- **ENTRIES SHOWN**

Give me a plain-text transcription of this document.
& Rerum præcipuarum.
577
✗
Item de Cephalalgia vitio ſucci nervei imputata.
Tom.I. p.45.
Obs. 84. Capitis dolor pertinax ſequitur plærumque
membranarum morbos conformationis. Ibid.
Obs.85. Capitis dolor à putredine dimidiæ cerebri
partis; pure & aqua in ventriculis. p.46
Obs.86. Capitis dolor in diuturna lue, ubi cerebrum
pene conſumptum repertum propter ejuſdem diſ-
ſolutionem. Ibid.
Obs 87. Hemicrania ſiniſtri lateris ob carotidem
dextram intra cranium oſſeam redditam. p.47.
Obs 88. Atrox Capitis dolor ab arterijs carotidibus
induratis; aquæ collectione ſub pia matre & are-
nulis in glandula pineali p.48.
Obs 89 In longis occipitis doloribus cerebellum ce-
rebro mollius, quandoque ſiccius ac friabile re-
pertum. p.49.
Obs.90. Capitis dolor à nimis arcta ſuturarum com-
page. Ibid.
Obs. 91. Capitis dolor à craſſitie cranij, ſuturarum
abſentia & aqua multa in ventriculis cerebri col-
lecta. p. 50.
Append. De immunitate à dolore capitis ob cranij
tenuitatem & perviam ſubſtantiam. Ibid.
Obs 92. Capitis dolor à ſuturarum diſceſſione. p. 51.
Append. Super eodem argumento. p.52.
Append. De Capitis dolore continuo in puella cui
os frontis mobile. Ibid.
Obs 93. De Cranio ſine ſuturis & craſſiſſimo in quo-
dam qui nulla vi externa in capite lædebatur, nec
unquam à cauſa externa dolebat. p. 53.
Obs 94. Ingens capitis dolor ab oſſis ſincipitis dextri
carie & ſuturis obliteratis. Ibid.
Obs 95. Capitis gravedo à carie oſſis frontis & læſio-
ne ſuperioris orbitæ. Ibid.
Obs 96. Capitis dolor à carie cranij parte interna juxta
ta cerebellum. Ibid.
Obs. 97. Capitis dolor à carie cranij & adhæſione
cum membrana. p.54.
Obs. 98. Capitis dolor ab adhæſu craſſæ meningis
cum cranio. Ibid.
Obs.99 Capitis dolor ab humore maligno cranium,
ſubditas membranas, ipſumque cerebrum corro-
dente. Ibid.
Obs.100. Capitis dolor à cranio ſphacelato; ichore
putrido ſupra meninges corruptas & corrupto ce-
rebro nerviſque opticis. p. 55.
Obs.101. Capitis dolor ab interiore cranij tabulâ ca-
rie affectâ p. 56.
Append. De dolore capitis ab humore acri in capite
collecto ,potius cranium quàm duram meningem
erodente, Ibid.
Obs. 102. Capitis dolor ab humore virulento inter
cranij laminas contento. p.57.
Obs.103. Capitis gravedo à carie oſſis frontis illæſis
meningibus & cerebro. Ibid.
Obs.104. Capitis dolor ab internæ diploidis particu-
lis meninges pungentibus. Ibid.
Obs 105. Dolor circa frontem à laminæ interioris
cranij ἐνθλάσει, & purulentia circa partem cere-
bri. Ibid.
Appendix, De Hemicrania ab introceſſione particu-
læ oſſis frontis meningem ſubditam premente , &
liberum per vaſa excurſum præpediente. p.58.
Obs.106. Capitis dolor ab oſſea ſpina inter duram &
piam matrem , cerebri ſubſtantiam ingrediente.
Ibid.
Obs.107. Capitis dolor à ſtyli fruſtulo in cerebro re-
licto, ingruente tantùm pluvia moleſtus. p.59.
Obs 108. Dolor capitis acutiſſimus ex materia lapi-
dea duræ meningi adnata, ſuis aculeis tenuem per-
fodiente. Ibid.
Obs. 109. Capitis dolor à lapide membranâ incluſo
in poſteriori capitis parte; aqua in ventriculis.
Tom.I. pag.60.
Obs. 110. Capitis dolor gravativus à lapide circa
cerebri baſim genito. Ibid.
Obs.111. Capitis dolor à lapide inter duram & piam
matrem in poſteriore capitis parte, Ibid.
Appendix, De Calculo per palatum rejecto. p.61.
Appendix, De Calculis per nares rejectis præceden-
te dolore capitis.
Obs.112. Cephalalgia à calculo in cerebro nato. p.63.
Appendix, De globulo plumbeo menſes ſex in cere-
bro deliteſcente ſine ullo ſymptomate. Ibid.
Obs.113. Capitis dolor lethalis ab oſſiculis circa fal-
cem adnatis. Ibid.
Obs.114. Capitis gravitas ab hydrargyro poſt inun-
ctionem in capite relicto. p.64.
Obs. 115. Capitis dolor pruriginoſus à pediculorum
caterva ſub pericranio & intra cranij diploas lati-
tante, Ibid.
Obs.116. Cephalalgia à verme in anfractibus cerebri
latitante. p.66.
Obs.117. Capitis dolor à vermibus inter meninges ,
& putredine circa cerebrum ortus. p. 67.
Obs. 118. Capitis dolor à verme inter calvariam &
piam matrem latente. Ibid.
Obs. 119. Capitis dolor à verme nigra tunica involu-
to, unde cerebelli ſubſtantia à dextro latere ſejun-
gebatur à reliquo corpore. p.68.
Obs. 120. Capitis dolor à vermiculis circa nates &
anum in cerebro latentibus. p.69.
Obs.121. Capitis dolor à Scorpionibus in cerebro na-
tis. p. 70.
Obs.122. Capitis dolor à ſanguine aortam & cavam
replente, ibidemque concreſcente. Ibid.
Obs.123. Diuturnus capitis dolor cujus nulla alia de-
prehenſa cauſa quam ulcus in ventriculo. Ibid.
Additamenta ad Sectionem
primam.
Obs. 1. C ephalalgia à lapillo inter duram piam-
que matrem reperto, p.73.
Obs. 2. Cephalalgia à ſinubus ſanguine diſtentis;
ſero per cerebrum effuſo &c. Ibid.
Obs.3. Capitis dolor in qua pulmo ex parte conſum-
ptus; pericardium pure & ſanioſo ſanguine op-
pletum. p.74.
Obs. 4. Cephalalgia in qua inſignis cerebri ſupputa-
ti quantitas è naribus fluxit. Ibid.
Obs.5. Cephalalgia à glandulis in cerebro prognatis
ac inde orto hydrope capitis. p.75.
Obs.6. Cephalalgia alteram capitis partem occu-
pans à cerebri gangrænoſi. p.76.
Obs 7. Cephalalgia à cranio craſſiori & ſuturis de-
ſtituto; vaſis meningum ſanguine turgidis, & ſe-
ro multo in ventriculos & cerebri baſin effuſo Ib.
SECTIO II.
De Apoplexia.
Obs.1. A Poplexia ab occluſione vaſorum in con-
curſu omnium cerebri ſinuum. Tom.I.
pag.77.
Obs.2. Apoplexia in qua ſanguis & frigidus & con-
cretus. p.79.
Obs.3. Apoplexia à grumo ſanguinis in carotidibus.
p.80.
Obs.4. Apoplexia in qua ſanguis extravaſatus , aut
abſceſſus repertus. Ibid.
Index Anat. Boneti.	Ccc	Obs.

- **TASK OBJECTIVE**
Look through the material above. Copy each line where the word "ventriculis" appears.

- **TASK RESULT**
partis; pure & aqua in ventriculis. p.46
abſentia & aqua multa in ventriculis cerebri col-
in poſteriori capitis parte; aqua in ventriculis.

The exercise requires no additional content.